━━━ Data rows ━━━

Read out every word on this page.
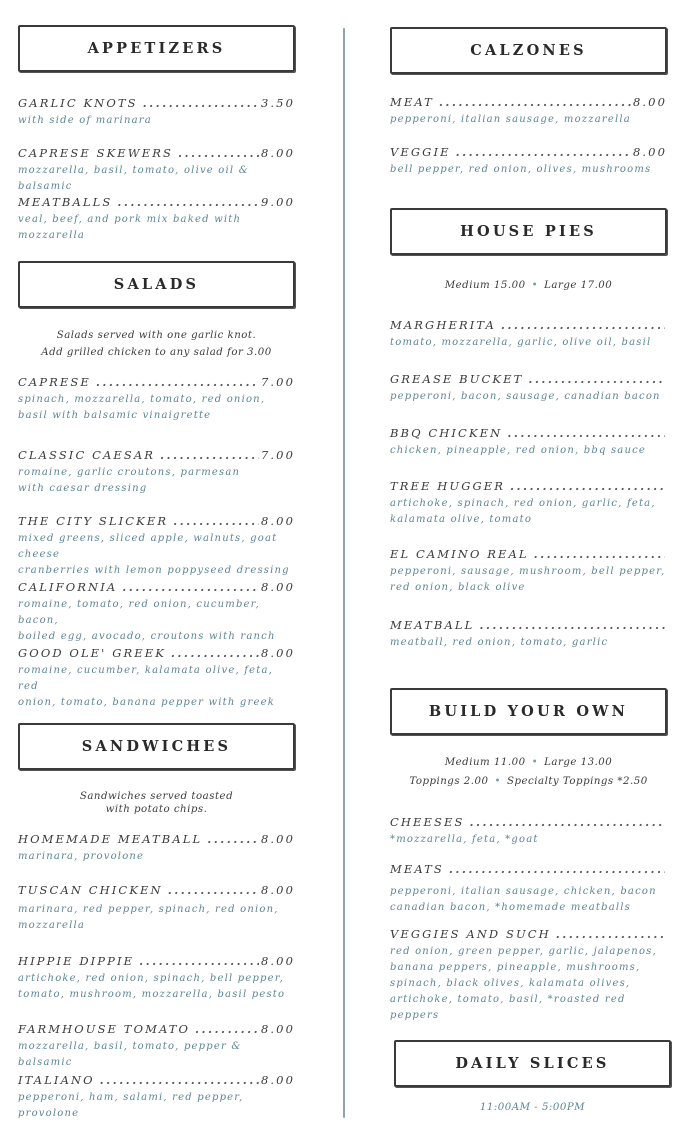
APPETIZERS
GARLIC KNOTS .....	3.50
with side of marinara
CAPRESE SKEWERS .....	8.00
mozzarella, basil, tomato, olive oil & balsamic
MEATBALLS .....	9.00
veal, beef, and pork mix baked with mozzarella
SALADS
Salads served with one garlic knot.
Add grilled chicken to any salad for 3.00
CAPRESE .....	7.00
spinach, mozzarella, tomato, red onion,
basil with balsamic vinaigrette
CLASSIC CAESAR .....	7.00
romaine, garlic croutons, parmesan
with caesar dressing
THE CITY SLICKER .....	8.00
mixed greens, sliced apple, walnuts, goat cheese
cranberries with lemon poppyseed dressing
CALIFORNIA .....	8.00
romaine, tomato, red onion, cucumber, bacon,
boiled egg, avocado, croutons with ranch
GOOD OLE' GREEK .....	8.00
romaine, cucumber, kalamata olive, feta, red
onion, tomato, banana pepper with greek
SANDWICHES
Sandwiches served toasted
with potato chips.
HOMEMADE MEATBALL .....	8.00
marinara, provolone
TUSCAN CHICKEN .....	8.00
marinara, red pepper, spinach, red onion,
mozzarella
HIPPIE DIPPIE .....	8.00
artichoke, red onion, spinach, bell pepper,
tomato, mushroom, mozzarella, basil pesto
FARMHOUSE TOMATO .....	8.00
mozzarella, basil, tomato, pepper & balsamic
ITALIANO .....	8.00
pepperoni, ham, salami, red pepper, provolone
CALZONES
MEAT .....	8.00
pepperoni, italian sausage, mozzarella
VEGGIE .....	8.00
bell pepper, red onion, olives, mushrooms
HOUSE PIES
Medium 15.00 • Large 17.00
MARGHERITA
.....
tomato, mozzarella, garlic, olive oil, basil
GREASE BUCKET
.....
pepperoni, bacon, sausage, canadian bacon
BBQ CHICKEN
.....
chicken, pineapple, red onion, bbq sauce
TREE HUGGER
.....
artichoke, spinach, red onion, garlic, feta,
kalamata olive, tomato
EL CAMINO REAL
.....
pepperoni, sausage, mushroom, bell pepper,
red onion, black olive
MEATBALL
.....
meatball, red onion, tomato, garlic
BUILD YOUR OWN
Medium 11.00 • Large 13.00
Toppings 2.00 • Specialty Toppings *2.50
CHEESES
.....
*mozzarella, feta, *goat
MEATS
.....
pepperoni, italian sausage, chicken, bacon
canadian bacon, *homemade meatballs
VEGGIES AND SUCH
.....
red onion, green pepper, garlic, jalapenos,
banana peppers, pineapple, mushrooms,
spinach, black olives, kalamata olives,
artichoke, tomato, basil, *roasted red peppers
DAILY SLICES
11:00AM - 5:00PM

━━━
━━━ Data rows ━━━

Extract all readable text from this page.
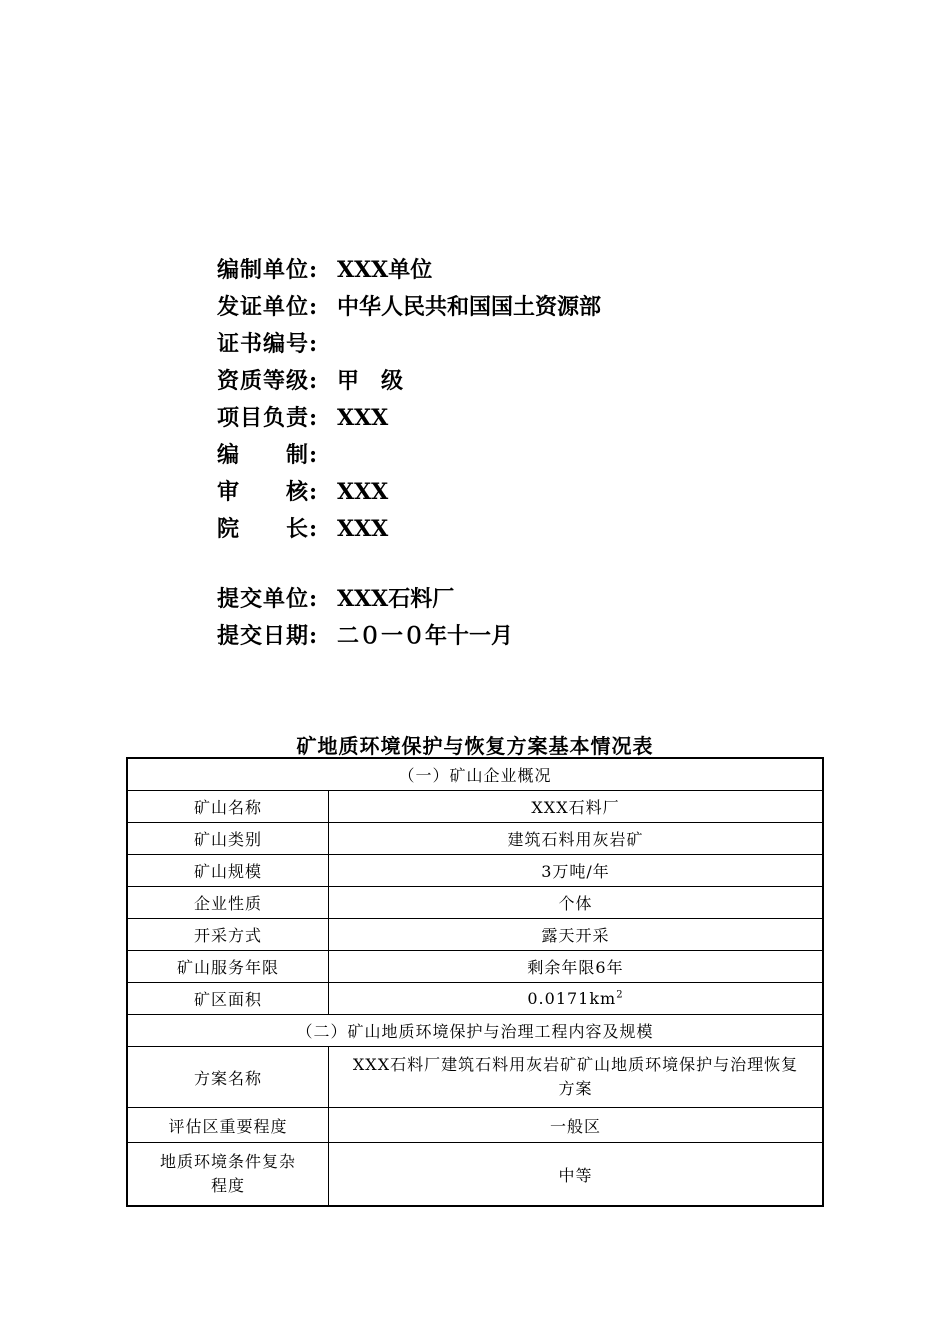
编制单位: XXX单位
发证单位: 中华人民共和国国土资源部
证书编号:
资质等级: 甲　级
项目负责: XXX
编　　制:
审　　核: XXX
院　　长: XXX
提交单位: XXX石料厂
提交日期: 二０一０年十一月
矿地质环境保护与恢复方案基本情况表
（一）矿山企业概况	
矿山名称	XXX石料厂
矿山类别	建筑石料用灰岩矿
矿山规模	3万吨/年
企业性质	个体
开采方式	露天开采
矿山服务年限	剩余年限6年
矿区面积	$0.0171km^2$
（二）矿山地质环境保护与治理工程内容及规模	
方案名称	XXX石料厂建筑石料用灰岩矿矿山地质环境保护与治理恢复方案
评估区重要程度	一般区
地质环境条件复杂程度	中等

━━━

** Requirements **
Pull out all lines containing the word "with" from the entries above.

** The reply **
with side of marinara
veal, beef, and pork mix baked with mozzarella
Salads served with one garlic knot.
basil with balsamic vinaigrette
with caesar dressing
cranberries with lemon poppyseed dressing
boiled egg, avocado, croutons with ranch
onion, tomato, banana pepper with greek
with potato chips.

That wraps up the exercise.